** TAREFA A EXECUTAR **
Segundo o trecho para leitura, o que é examinado na Análise Jurídica?

+++ TRECHO PARA LEITURA

4.1. O cadastramento e a habilitação parcial, assim como suas alterações, serão processados levando-se em ,consideração a documentação apresentada pelo fornecedor, na forma requerida nos itens 2 e 3 desta IN, de modo a possibilitar as análises correspondentes, devidamente justificadas, dentro dos parâmetros a seguir definidos:

 

4.1.1. Análise Jurídica

 

Exame da legalidade de constituição da empresa quanto ao cumprimento de requisitos legais, à vista dos documentos enumerados no subitem 2.2.1. desta IN.

 

4 .1. 2. Análise Econômico-Financeira.

 

Verificação da capacidade econômico-financeira da empresa a partir da documentação constante do subitem 3 .1.1. desta IN.

 

4.1.3. Análise da Regularidade Fiscal.

 

Verificação da regularidade da situação fiscal ,do interessado no cadastramento ou da pessoa já cadastrada, mediante, exame e avaliação dos documentos citados nos subitens 2.2.3. e 3.1.2. desta IN.

 

5. DOS RECURSOS.

++++++
+++ SEÇÃO DE DADOS

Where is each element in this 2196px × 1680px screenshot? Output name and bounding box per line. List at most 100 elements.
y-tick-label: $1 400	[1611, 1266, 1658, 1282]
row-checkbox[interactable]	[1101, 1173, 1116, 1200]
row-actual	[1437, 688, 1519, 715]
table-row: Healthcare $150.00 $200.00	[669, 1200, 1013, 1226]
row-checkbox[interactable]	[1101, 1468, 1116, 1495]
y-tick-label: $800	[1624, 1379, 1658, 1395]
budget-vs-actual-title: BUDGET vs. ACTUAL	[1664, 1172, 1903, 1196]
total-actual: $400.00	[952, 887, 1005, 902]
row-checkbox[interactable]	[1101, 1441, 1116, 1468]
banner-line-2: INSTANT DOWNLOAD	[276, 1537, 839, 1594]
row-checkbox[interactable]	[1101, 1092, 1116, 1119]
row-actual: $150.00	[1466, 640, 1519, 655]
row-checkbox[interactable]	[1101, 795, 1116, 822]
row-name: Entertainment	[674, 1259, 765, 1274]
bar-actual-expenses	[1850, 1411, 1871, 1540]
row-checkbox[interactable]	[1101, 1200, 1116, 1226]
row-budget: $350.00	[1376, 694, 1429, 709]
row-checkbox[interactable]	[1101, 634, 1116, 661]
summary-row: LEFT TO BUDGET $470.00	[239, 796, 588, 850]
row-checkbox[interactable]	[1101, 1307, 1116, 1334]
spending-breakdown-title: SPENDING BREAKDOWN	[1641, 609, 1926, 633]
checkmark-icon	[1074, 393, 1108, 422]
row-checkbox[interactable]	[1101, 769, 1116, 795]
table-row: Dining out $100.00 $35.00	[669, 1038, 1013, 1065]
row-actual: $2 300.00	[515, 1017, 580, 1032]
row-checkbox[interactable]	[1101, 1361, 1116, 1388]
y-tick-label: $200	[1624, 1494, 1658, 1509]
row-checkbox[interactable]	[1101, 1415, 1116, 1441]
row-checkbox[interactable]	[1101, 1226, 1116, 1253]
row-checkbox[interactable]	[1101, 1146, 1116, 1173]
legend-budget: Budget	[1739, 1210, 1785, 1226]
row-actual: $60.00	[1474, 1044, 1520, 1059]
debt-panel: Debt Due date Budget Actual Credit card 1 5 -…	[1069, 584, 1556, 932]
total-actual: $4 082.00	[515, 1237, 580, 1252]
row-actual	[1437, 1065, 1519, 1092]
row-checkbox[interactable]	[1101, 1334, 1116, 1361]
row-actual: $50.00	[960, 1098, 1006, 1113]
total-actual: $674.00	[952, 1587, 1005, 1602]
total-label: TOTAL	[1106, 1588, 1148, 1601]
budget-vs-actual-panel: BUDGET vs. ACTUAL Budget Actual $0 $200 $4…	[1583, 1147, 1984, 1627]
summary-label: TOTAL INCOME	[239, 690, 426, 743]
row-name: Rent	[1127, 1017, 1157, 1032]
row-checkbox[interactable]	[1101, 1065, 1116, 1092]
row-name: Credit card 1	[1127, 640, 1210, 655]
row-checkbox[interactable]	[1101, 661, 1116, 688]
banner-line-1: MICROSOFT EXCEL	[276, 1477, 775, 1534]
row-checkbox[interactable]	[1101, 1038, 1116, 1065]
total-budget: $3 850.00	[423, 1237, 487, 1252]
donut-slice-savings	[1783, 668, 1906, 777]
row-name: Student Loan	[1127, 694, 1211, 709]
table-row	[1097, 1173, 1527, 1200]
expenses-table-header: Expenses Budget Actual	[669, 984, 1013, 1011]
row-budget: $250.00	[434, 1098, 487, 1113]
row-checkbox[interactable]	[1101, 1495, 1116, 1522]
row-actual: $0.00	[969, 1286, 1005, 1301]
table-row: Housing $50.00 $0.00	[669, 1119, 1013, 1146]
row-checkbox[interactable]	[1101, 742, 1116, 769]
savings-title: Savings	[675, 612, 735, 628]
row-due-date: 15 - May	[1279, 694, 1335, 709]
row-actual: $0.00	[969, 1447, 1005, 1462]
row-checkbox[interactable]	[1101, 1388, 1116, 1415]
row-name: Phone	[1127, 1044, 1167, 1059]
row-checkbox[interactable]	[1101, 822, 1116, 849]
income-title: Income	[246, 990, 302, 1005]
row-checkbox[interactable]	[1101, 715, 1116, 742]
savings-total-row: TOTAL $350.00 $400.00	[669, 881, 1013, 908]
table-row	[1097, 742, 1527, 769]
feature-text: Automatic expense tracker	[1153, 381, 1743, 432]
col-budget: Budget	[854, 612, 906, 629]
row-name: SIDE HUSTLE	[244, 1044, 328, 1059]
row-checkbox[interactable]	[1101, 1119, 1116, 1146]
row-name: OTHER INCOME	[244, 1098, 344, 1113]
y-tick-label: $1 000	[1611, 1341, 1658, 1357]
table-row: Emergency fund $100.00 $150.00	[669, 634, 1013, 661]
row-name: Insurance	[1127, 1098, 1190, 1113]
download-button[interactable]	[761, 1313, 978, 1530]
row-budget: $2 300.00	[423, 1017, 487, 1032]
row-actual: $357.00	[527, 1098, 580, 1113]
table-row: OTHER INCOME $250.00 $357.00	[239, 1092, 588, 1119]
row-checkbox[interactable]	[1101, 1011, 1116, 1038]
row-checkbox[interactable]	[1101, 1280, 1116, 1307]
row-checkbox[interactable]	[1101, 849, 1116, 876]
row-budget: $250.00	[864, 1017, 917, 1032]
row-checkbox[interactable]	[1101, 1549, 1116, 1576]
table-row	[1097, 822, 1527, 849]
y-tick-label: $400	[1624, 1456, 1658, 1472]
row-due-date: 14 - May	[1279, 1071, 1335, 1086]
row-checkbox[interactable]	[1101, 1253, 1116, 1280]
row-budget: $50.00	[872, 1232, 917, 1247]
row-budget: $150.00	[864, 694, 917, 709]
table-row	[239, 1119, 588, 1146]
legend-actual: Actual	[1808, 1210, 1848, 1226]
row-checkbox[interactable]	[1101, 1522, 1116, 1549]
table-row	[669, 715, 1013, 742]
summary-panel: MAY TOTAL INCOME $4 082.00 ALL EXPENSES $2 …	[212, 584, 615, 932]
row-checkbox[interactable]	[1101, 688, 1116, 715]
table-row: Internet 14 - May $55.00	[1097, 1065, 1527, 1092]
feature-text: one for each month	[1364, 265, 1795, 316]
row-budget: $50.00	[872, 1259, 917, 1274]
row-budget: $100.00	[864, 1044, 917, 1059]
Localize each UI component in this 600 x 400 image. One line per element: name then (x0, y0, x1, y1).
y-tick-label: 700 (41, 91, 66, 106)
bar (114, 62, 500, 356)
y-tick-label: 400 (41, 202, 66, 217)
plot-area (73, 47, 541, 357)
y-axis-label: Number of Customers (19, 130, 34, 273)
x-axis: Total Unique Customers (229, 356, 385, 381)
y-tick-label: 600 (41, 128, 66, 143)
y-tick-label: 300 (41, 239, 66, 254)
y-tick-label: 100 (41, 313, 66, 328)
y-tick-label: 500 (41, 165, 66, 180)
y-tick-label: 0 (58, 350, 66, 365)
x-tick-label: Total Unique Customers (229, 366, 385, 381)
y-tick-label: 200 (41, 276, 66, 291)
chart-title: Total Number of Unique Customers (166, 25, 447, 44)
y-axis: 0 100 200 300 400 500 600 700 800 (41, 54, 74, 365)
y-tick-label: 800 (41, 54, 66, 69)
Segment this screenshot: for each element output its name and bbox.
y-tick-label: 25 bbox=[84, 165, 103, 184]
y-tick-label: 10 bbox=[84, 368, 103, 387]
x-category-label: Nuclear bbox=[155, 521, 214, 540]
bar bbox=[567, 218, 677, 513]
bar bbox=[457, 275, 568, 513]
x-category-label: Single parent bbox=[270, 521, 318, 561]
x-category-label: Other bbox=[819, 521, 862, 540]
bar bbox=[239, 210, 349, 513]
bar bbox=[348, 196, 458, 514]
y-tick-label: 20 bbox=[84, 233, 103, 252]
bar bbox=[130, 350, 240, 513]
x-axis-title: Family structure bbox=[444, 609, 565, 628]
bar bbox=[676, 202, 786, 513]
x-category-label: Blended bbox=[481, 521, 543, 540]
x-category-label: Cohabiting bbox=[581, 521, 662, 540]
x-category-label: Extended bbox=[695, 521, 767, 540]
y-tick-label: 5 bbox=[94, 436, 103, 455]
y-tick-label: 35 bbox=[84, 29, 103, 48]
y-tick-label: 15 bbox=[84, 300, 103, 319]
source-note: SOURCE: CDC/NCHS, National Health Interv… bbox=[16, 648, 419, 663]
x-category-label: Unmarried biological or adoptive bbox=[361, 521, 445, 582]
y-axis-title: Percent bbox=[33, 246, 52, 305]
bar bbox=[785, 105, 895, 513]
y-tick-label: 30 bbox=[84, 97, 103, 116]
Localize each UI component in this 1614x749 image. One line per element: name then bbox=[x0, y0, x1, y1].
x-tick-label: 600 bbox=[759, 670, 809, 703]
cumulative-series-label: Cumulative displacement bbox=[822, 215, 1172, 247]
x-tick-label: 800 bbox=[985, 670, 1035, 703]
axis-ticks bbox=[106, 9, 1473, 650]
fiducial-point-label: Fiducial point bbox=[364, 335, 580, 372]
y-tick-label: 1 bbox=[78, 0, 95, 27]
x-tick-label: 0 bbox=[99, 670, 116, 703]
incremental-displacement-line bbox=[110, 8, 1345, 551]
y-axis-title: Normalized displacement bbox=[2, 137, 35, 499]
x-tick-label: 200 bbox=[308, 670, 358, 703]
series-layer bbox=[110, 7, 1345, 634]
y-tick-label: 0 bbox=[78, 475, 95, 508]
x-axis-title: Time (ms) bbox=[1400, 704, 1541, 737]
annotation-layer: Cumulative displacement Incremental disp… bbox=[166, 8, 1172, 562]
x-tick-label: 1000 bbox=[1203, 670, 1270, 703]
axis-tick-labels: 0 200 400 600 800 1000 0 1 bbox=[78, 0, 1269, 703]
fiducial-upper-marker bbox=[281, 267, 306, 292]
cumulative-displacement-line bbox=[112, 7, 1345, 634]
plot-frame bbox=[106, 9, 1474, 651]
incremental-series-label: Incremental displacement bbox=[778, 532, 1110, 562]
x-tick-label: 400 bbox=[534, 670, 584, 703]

++++++

** RESPOSTA ESCRITA **
A legalidade de constituição da empresa quanto ao cumprimento de requisitos legais, à vista dos documentos enumerados no subitem 2.2.1. da IN.